:: DATASET CONTENT ::
◆ ◆ ◆

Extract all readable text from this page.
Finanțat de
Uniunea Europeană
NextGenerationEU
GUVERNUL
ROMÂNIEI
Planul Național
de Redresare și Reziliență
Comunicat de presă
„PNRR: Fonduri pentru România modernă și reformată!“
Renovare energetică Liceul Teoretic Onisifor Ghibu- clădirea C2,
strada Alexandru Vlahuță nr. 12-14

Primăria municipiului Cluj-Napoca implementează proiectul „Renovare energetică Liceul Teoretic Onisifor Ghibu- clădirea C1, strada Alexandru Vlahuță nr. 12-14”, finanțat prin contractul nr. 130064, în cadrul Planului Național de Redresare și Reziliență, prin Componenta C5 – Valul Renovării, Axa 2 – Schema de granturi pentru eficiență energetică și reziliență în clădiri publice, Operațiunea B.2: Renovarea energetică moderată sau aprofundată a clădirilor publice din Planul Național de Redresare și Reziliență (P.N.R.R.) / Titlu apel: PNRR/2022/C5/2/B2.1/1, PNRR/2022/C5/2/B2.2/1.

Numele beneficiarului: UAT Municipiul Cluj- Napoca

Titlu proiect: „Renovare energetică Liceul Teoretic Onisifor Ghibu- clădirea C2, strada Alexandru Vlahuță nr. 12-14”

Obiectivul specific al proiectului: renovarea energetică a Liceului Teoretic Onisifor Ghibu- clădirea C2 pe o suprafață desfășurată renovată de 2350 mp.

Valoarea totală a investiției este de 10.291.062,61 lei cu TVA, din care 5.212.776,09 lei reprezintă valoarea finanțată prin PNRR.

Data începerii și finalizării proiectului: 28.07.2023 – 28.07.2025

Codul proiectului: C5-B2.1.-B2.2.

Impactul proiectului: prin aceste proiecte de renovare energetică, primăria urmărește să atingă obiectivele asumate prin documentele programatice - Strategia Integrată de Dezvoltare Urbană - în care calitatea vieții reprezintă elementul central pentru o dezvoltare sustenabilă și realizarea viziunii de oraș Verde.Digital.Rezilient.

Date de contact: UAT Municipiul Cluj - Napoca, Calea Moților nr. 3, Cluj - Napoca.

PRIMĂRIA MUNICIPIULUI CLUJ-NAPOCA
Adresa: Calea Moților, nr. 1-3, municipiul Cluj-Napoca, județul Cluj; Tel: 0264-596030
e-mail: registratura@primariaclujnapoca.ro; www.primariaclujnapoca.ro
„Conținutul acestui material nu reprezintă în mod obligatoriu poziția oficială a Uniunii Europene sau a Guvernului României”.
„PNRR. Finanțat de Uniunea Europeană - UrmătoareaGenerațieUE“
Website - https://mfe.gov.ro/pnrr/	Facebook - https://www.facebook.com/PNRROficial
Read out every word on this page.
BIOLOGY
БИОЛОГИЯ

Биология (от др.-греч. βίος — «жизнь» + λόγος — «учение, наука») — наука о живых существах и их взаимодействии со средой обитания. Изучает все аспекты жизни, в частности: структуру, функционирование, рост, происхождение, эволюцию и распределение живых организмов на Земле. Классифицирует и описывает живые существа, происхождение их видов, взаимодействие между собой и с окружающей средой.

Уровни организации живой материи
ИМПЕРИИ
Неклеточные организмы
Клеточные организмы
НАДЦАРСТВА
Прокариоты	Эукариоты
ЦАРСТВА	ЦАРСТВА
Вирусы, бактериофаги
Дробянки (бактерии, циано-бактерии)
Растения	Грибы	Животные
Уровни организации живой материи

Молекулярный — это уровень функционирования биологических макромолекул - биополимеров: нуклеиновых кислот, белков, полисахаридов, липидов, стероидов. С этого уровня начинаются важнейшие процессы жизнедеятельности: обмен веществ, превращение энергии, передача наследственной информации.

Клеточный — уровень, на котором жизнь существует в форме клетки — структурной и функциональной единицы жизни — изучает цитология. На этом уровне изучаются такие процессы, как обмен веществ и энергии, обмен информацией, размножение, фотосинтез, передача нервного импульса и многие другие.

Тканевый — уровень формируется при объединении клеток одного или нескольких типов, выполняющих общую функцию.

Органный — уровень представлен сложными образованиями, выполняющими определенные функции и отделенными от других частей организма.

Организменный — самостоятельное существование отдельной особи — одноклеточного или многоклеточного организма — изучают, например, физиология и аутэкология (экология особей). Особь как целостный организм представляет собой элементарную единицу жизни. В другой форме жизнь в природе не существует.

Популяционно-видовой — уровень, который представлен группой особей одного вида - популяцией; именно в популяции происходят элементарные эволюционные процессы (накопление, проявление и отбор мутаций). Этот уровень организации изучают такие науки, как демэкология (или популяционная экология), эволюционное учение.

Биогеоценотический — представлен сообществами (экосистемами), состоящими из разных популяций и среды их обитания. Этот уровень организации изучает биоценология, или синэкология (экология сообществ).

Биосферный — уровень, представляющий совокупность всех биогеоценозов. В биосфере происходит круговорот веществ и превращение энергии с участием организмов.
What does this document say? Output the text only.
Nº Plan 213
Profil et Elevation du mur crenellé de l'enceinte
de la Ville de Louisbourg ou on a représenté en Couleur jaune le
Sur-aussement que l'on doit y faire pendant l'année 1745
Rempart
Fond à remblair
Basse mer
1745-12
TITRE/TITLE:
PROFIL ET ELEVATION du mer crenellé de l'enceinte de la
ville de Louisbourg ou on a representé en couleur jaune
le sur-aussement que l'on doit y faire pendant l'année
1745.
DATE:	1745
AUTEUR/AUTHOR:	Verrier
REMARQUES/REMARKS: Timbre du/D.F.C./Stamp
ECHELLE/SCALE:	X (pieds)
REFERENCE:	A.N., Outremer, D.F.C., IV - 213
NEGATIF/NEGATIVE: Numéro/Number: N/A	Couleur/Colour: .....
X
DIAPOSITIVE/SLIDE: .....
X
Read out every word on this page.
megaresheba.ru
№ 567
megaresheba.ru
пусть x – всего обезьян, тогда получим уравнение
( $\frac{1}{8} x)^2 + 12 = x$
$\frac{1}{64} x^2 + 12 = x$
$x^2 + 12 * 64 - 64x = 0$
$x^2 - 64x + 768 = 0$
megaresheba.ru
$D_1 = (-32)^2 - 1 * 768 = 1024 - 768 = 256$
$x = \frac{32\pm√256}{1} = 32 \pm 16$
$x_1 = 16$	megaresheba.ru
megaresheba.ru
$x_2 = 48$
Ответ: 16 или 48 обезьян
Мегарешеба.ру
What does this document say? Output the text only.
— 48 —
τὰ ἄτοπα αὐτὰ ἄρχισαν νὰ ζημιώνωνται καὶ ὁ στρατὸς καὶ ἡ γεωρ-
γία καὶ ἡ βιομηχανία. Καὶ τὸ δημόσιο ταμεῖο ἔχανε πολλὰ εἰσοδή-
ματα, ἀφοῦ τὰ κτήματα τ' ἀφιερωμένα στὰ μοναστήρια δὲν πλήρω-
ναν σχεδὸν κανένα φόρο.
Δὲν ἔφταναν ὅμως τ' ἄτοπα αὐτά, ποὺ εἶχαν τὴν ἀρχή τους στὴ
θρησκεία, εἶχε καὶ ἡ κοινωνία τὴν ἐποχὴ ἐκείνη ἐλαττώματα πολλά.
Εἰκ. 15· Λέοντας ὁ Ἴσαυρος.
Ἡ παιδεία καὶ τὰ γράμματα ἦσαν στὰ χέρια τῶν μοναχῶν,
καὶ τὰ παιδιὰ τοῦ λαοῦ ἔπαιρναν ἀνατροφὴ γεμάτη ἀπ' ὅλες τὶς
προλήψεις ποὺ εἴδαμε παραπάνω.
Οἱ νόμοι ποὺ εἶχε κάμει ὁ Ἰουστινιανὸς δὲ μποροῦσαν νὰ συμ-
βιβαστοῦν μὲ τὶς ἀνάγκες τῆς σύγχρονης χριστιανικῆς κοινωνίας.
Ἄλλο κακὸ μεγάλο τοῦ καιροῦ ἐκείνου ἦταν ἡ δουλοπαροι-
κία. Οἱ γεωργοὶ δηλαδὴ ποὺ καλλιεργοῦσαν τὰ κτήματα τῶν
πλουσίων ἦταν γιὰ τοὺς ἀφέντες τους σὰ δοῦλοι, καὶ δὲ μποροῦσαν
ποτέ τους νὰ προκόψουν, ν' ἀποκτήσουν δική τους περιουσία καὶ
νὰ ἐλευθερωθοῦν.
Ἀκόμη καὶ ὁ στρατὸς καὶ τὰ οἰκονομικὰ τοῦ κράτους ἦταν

◆ ◆ ◆

:: WHAT TO PRODUCE ::
Say how many lines above hold the word "передача", giving only the count.

:: TASK RESULT ::
2